* PASSAGE PROVIDED
──────────
The initial work on enhancement technologies have produced results that need to be discussed.
Thus, in the field of neuroscience, therapies that would normally be expected to increase performance — especially concentration — can result in some healthy subjects having a reduction in their capacity for complex tasks. Instead, they promote performance in tasks requiring automation that are similar to the operation of machines. Paradoxically, the enhancement results in a certain loss in sophistication. It is in this sense that the enhanced human can become a simplified human because he or she is reduced to basic behavior patterns, in a format dictated by technology. This scenario comes at the expense of that which we might think of as being essential to being human: language, aesthetic judgement, imagination, moral evaluation and so forth.

Newton Howard, is it clear for your that technologies like Kiwi will improve human life?

N.H.: Technology such as ours will become invaluable for the millions of people with neurodegenerative diseases around the world, as well as their caregivers. Once implanted, Kiwi recreates relationships with neurons, repairing damaged brain or memory, reducing the effects of disease. With the software and our algorithm, we will be able to communicate with neurons to send them the right signal and thus prevent or at least mitigate the symptoms of the disease (memory loss, tremors). The doctor will be able to view patient data on a mobile app for real-time monitoring. We designed the implant to expand the population of treatable patients and go beyond major brain disorders such as Parkinson’s disease and Alzheimer’s disease. We also want to treat OCD (obsessive compulsive disorders), depression, attention deficit disorder and many more. Primarily, we want to help patients regain their dignity and continue to live normal lives, and hopefully, one day, regain neurological health.

Aren’t there risks in wanting to improve humans through technology?

N.H.: Through evolution, we have certainly lost some functional abilities such as higher cognitive functions (perhaps telepathy, intuition, etc.), and maybe some of these abilities could one day be recovered. Perhaps we might increase brain function, speed of learning, memory, even control pain or help the body to heal or get rid itself of cancer.
──────────
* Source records
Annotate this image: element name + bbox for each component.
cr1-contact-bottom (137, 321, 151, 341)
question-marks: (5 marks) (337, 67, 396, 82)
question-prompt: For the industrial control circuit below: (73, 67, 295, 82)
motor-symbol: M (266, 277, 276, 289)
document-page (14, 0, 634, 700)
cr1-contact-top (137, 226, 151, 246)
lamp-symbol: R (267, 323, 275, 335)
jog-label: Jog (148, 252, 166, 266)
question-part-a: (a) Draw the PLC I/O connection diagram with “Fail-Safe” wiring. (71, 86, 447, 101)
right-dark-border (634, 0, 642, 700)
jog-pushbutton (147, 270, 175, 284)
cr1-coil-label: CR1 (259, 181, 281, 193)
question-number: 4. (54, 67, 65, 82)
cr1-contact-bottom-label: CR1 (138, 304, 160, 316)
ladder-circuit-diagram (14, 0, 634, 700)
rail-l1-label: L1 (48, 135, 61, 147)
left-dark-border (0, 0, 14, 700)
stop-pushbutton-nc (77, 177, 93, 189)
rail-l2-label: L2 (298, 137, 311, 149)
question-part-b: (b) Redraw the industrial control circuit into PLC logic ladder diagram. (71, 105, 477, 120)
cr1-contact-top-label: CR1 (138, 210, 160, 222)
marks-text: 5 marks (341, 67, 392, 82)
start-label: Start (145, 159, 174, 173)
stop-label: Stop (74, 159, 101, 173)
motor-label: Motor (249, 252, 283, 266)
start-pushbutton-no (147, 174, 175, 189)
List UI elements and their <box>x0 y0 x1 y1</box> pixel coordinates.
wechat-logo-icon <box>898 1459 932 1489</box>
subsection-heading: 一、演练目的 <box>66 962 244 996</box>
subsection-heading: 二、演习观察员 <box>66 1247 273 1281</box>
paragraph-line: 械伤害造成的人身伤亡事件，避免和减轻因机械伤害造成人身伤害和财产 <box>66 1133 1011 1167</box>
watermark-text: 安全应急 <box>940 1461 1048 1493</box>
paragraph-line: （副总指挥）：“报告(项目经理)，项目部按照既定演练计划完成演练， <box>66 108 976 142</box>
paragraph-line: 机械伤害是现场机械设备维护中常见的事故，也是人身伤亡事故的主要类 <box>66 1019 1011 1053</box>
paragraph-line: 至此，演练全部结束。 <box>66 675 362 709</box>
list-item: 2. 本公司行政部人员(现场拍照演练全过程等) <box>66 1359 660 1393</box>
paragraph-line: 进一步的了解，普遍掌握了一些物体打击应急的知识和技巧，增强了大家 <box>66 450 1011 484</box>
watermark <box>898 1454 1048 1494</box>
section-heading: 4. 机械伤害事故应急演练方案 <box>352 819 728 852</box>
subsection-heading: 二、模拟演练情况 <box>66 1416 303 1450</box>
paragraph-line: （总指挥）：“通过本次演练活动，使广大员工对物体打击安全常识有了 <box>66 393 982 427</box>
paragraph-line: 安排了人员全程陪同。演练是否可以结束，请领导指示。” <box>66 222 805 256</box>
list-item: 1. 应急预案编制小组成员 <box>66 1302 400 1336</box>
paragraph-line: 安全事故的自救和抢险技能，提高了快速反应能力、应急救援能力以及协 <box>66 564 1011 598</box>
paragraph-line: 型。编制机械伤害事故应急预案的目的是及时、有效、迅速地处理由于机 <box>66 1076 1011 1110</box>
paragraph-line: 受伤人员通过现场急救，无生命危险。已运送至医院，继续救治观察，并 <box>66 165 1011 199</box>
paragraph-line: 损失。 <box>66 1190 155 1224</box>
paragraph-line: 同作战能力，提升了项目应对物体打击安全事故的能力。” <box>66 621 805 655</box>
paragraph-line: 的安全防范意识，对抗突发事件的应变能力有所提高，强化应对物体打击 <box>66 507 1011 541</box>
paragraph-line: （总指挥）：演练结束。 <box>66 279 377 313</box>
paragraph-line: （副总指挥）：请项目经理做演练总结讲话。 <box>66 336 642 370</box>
──────────
* THE PROBLEM
Reproduce word for word the part of the passage on enhancement technologies that starts at "Aren’t there risks" and runs up to and including "itself of cancer.".

* REPLY TO THE TASK
Aren’t there risks in wanting to improve humans through technology?

N.H.: Through evolution, we have certainly lost some functional abilities such as higher cognitive functions (perhaps telepathy, intuition, etc.), and maybe some of these abilities could one day be recovered. Perhaps we might increase brain function, speed of learning, memory, even control pain or help the body to heal or get rid itself of cancer.